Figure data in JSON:

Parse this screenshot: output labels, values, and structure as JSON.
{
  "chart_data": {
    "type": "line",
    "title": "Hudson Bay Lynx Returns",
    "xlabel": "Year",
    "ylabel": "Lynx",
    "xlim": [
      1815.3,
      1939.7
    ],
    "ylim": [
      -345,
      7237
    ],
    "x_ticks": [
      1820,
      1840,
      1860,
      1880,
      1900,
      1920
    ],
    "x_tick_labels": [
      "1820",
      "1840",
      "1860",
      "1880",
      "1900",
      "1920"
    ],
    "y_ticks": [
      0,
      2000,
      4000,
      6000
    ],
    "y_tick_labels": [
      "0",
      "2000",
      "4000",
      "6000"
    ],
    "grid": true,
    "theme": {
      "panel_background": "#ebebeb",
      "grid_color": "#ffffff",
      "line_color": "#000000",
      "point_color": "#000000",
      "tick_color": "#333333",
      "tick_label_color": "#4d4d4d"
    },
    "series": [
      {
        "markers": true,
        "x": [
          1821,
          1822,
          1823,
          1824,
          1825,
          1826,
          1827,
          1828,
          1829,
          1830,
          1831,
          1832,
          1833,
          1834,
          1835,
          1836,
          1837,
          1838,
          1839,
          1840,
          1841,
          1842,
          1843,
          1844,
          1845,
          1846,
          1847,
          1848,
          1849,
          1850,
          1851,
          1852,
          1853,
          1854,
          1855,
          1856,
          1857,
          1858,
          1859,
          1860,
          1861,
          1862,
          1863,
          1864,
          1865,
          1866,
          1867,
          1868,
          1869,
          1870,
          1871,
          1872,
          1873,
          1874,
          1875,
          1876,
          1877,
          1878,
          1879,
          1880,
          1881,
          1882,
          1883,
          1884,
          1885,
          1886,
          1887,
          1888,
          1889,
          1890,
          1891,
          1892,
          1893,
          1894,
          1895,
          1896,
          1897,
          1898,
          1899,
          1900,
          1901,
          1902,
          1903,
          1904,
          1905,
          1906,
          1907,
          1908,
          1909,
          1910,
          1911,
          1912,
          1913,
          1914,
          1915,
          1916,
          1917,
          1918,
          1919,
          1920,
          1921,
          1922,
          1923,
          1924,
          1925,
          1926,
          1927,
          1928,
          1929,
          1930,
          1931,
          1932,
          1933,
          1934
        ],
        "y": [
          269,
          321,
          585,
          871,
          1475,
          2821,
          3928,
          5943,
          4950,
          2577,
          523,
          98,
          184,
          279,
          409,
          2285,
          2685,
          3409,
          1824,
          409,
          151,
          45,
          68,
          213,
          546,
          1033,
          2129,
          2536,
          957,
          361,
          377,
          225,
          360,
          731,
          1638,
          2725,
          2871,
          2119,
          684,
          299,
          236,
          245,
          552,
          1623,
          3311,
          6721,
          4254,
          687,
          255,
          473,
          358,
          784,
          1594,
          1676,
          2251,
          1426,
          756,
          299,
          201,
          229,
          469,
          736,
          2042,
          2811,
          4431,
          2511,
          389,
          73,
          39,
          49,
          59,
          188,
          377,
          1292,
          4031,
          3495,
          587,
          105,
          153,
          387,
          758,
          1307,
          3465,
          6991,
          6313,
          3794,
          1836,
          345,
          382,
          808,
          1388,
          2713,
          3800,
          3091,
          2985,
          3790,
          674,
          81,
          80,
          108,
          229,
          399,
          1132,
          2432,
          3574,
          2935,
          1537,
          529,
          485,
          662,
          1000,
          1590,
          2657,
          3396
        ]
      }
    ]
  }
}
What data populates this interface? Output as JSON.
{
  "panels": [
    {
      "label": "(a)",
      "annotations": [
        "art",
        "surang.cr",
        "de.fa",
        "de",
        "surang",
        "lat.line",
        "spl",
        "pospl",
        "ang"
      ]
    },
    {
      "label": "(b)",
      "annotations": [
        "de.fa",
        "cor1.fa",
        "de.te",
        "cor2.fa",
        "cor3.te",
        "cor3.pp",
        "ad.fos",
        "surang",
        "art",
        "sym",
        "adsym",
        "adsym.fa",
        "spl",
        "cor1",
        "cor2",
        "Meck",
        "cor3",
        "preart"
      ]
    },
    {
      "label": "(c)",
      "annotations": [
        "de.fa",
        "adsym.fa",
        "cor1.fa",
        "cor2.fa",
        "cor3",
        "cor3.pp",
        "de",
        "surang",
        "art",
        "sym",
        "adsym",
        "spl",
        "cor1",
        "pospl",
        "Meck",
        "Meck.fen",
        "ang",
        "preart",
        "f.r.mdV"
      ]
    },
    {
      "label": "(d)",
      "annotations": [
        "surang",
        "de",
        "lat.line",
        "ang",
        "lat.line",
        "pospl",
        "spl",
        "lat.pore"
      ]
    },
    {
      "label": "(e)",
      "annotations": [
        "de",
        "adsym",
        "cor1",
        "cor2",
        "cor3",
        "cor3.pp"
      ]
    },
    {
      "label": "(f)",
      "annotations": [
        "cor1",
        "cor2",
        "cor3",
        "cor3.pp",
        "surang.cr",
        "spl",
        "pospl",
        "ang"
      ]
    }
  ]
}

AIM:
Can you give every line above again, exactly as written?

RESPONSE FOR THIS EXERCISE:
Parse this screenshot: output labels, values, and structure as JSON.
{
  "chart_data": {
    "type": "line",
    "title": "Hudson Bay Lynx Returns",
    "xlabel": "Year",
    "ylabel": "Lynx",
    "xlim": [
      1815.3,
      1939.7
    ],
    "ylim": [
      -345,
      7237
    ],
    "x_ticks": [
      1820,
      1840,
      1860,
      1880,
      1900,
      1920
    ],
    "x_tick_labels": [
      "1820",
      "1840",
      "1860",
      "1880",
      "1900",
      "1920"
    ],
    "y_ticks": [
      0,
      2000,
      4000,
      6000
    ],
    "y_tick_labels": [
      "0",
      "2000",
      "4000",
      "6000"
    ],
    "grid": true,
    "theme": {
      "panel_background": "#ebebeb",
      "grid_color": "#ffffff",
      "line_color": "#000000",
      "point_color": "#000000",
      "tick_color": "#333333",
      "tick_label_color": "#4d4d4d"
    },
    "series": [
      {
        "markers": true,
        "x": [
          1821,
          1822,
          1823,
          1824,
          1825,
          1826,
          1827,
          1828,
          1829,
          1830,
          1831,
          1832,
          1833,
          1834,
          1835,
          1836,
          1837,
          1838,
          1839,
          1840,
          1841,
          1842,
          1843,
          1844,
          1845,
          1846,
          1847,
          1848,
          1849,
          1850,
          1851,
          1852,
          1853,
          1854,
          1855,
          1856,
          1857,
          1858,
          1859,
          1860,
          1861,
          1862,
          1863,
          1864,
          1865,
          1866,
          1867,
          1868,
          1869,
          1870,
          1871,
          1872,
          1873,
          1874,
          1875,
          1876,
          1877,
          1878,
          1879,
          1880,
          1881,
          1882,
          1883,
          1884,
          1885,
          1886,
          1887,
          1888,
          1889,
          1890,
          1891,
          1892,
          1893,
          1894,
          1895,
          1896,
          1897,
          1898,
          1899,
          1900,
          1901,
          1902,
          1903,
          1904,
          1905,
          1906,
          1907,
          1908,
          1909,
          1910,
          1911,
          1912,
          1913,
          1914,
          1915,
          1916,
          1917,
          1918,
          1919,
          1920,
          1921,
          1922,
          1923,
          1924,
          1925,
          1926,
          1927,
          1928,
          1929,
          1930,
          1931,
          1932,
          1933,
          1934
        ],
        "y": [
          269,
          321,
          585,
          871,
          1475,
          2821,
          3928,
          5943,
          4950,
          2577,
          523,
          98,
          184,
          279,
          409,
          2285,
          2685,
          3409,
          1824,
          409,
          151,
          45,
          68,
          213,
          546,
          1033,
          2129,
          2536,
          957,
          361,
          377,
          225,
          360,
          731,
          1638,
          2725,
          2871,
          2119,
          684,
          299,
          236,
          245,
          552,
          1623,
          3311,
          6721,
          4254,
          687,
          255,
          473,
          358,
          784,
          1594,
          1676,
          2251,
          1426,
          756,
          299,
          201,
          229,
          469,
          736,
          2042,
          2811,
          4431,
          2511,
          389,
          73,
          39,
          49,
          59,
          188,
          377,
          1292,
          4031,
          3495,
          587,
          105,
          153,
          387,
          758,
          1307,
          3465,
          6991,
          6313,
          3794,
          1836,
          345,
          382,
          808,
          1388,
          2713,
          3800,
          3091,
          2985,
          3790,
          674,
          81,
          80,
          108,
          229,
          399,
          1132,
          2432,
          3574,
          2935,
          1537,
          529,
          485,
          662,
          1000,
          1590,
          2657,
          3396
        ]
      }
    ]
  }
}
What data populates this interface? Output as JSON.
{
  "panels": [
    {
      "label": "(a)",
      "annotations": [
        "art",
        "surang.cr",
        "de.fa",
        "de",
        "surang",
        "lat.line",
        "spl",
        "pospl",
        "ang"
      ]
    },
    {
      "label": "(b)",
      "annotations": [
        "de.fa",
        "cor1.fa",
        "de.te",
        "cor2.fa",
        "cor3.te",
        "cor3.pp",
        "ad.fos",
        "surang",
        "art",
        "sym",
        "adsym",
        "adsym.fa",
        "spl",
        "cor1",
        "cor2",
        "Meck",
        "cor3",
        "preart"
      ]
    },
    {
      "label": "(c)",
      "annotations": [
        "de.fa",
        "adsym.fa",
        "cor1.fa",
        "cor2.fa",
        "cor3",
        "cor3.pp",
        "de",
        "surang",
        "art",
        "sym",
        "adsym",
        "spl",
        "cor1",
        "pospl",
        "Meck",
        "Meck.fen",
        "ang",
        "preart",
        "f.r.mdV"
      ]
    },
    {
      "label": "(d)",
      "annotations": [
        "surang",
        "de",
        "lat.line",
        "ang",
        "lat.line",
        "pospl",
        "spl",
        "lat.pore"
      ]
    },
    {
      "label": "(e)",
      "annotations": [
        "de",
        "adsym",
        "cor1",
        "cor2",
        "cor3",
        "cor3.pp"
      ]
    },
    {
      "label": "(f)",
      "annotations": [
        "cor1",
        "cor2",
        "cor3",
        "cor3.pp",
        "surang.cr",
        "spl",
        "pospl",
        "ang"
      ]
    }
  ]
}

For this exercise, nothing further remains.